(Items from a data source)
____

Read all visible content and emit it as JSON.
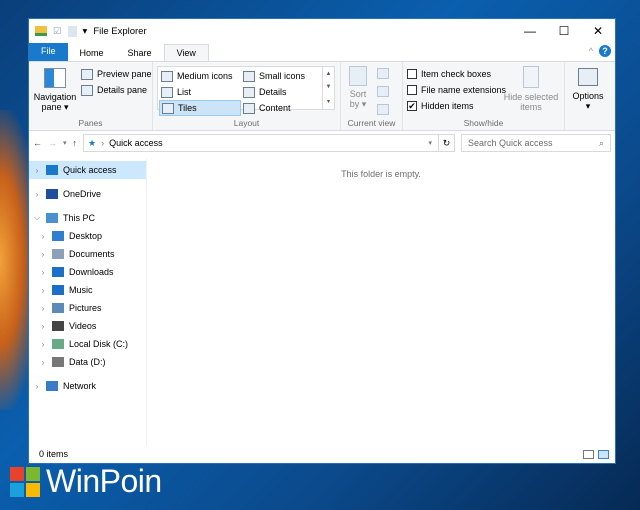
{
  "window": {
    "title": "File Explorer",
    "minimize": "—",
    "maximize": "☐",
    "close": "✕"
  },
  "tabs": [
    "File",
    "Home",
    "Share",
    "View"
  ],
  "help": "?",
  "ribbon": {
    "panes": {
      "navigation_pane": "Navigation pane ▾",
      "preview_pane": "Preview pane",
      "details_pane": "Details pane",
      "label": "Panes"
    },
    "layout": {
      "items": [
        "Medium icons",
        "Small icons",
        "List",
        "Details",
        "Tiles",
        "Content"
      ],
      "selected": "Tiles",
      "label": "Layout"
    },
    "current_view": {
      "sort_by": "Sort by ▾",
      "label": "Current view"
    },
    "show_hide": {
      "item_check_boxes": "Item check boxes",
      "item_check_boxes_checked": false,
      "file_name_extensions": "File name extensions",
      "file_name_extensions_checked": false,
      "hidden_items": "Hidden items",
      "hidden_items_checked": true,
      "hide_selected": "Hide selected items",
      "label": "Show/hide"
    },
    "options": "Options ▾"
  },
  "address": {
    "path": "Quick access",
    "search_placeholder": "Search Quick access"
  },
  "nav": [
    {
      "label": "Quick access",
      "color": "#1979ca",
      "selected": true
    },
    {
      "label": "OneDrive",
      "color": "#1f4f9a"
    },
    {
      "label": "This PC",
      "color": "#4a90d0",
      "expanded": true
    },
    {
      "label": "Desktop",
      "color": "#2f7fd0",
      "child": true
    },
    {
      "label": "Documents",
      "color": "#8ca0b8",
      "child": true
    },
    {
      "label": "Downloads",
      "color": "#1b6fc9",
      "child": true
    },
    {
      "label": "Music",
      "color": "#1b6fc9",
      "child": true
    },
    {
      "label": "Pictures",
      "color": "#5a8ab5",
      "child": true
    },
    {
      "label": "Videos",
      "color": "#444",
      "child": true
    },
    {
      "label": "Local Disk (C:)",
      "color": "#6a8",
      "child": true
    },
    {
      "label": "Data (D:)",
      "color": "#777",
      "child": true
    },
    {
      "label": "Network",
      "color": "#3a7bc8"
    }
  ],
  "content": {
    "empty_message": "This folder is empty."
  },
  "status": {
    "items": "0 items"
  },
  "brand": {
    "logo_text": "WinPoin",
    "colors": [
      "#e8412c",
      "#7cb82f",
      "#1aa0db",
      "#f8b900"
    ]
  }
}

____

* [Given exercise]:
Repeat the listing in full and exactly. Leave any pictures out.

* [Response to this task]:
Read all visible content and emit it as JSON.
{
  "window": {
    "title": "File Explorer",
    "minimize": "—",
    "maximize": "☐",
    "close": "✕"
  },
  "tabs": [
    "File",
    "Home",
    "Share",
    "View"
  ],
  "help": "?",
  "ribbon": {
    "panes": {
      "navigation_pane": "Navigation pane ▾",
      "preview_pane": "Preview pane",
      "details_pane": "Details pane",
      "label": "Panes"
    },
    "layout": {
      "items": [
        "Medium icons",
        "Small icons",
        "List",
        "Details",
        "Tiles",
        "Content"
      ],
      "selected": "Tiles",
      "label": "Layout"
    },
    "current_view": {
      "sort_by": "Sort by ▾",
      "label": "Current view"
    },
    "show_hide": {
      "item_check_boxes": "Item check boxes",
      "item_check_boxes_checked": false,
      "file_name_extensions": "File name extensions",
      "file_name_extensions_checked": false,
      "hidden_items": "Hidden items",
      "hidden_items_checked": true,
      "hide_selected": "Hide selected items",
      "label": "Show/hide"
    },
    "options": "Options ▾"
  },
  "address": {
    "path": "Quick access",
    "search_placeholder": "Search Quick access"
  },
  "nav": [
    {
      "label": "Quick access",
      "color": "#1979ca",
      "selected": true
    },
    {
      "label": "OneDrive",
      "color": "#1f4f9a"
    },
    {
      "label": "This PC",
      "color": "#4a90d0",
      "expanded": true
    },
    {
      "label": "Desktop",
      "color": "#2f7fd0",
      "child": true
    },
    {
      "label": "Documents",
      "color": "#8ca0b8",
      "child": true
    },
    {
      "label": "Downloads",
      "color": "#1b6fc9",
      "child": true
    },
    {
      "label": "Music",
      "color": "#1b6fc9",
      "child": true
    },
    {
      "label": "Pictures",
      "color": "#5a8ab5",
      "child": true
    },
    {
      "label": "Videos",
      "color": "#444",
      "child": true
    },
    {
      "label": "Local Disk (C:)",
      "color": "#6a8",
      "child": true
    },
    {
      "label": "Data (D:)",
      "color": "#777",
      "child": true
    },
    {
      "label": "Network",
      "color": "#3a7bc8"
    }
  ],
  "content": {
    "empty_message": "This folder is empty."
  },
  "status": {
    "items": "0 items"
  },
  "brand": {
    "logo_text": "WinPoin",
    "colors": [
      "#e8412c",
      "#7cb82f",
      "#1aa0db",
      "#f8b900"
    ]
  }
}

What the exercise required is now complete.